**Source text:**
In addition to Ethereum, WBTC is supported by other blockchains like Base, Kava, and Tron.
Let’s look at how WBTC operates.
Native BTC is not actually moved to Ethereum, to become WBTC. Rather, BTC is held in a vault, and an equivalent amount of WBTC is minted that is backed by the locked BTC. Therefore, the wrapping process begins with minting.
You are required to send a minting request plus payment to a merchant. The payment includes the amount of WBTC you want and the transaction fee. You must also complete KYC and AML checks before WBTC can be minted.
Once the compliance checks are successfully completed, the merchant initiates a transaction to allow the custodian to generate a corresponding amount of WBTC. The merchant also sends the BTC to the custodian, who stores it in a reverse address. Next, the custodian sends WBTC to the merchant, who then sends it to you.
WBTC is created using smart contracts. For the token to operate effectively, the issuers ensure the BTC in custody always matches the WBTC in circulation.
To redeem BTC, you submit WBTC to a merchant, who will initiate a burn transaction and send the asset to the custodian.
Next, the custodian will burn WBTC (destroying a quantity of the crypto asset) and release an equal amount of BTC to the merchant from the reverse address. You will then receive BTC from the merchant.
Merchants and custodians handle the minting and burning process of WBTC tokens. These two entities, along with other institutions such as crypto exchanges, form a decentralized autonomous organization (DAO) responsible for making decisions about WBTC smart-contract changes and adding and removing merchants and custodians.
As of this writing, the DAO has 18 members, including Kyber, Aave, Compound, Set Protocol, Ooki, Ren, BitGo, AirSwap, GOPAX, Blockfolio, and Maker.
BitGo is the only WBTC custodian. It is responsible for securing BTC reserves and conducting a proof of reserve on-chain transaction that allows anyone to verify that the BTC reserves backing WBTC exist. The other founders, Ren and Kyber, both operate as WBTC merchants.
Wrapped Bitcoin (WBTC) is the market-leading token of a wrapped asset, with a market capitalization of over $9 billion. It is used in various ways in DeFi protocols. For example, borrowers use WBTC as collateral on lending protocols.
However, there are also other wrapped assets used in the DeFi markets. Examples include WETH and RENBTC.
WETH is an ERC-20 token backed by ether (ETH) 1:1. It was first created by a group of projects led by 0x Labs in 2017 to make ether ERC-20 compatible. ERC-20 compatibility allows the native asset to be directly traded with other ERC-20 tokens on decentralized exchanges. ERC-20 or Ethereum Request for Comment 20, is a standard for smart-contract tokens on Ethereum. ETH itself is the native cryptocurrency of Ethereum, not an ERC-20 token.
RENBTC is an ERC-20 token that bitcoin backs 1:1. It maintains its peg by always ensuring there’s enough BTC in reserve. These reserves are stored on a decentralized network consisting of nodes, unlike WBTC reserves, which are stored with a trusted custodian. RENBTC is used on various Ethereum dapps.
Ren, the company that helped build WBTC, is the creator of renBTC. It launched the token in 2020.

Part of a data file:

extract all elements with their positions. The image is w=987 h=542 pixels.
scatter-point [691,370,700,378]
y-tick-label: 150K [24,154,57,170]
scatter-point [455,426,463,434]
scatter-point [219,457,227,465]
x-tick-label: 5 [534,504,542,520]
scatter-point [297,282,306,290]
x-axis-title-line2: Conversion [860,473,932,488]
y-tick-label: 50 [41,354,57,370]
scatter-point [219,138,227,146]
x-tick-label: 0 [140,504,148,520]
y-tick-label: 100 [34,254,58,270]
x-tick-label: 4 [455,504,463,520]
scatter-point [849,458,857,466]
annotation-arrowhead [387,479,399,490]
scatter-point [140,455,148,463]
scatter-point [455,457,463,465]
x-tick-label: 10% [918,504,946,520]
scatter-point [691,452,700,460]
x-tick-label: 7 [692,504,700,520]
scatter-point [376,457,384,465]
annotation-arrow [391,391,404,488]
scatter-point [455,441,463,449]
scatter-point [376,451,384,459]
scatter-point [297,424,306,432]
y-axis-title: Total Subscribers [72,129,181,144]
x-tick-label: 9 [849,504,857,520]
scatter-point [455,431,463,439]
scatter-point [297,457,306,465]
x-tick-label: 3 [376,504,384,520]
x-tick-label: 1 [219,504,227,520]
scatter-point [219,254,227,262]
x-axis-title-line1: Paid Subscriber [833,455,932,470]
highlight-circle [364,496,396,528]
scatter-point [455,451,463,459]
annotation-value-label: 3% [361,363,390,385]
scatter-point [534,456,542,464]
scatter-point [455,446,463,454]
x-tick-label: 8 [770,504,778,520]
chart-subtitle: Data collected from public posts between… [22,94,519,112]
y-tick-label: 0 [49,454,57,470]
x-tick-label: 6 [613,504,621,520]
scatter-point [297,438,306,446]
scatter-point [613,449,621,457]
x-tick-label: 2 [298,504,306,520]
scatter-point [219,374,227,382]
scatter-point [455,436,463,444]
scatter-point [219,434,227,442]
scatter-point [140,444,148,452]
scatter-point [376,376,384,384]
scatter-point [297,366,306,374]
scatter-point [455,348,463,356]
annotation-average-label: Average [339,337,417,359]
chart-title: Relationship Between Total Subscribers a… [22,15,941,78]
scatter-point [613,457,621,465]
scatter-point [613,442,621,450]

**The task:**
From the passage on Wrapped Bitcoin, reproduce word for word the portion starting at "Once the compliance" and ending at "sends it to you.".

**Solution for this exercise:**
Once the compliance checks are successfully completed, the merchant initiates a transaction to allow the custodian to generate a corresponding amount of WBTC. The merchant also sends the BTC to the custodian, who stores it in a reverse address. Next, the custodian sends WBTC to the merchant, who then sends it to you.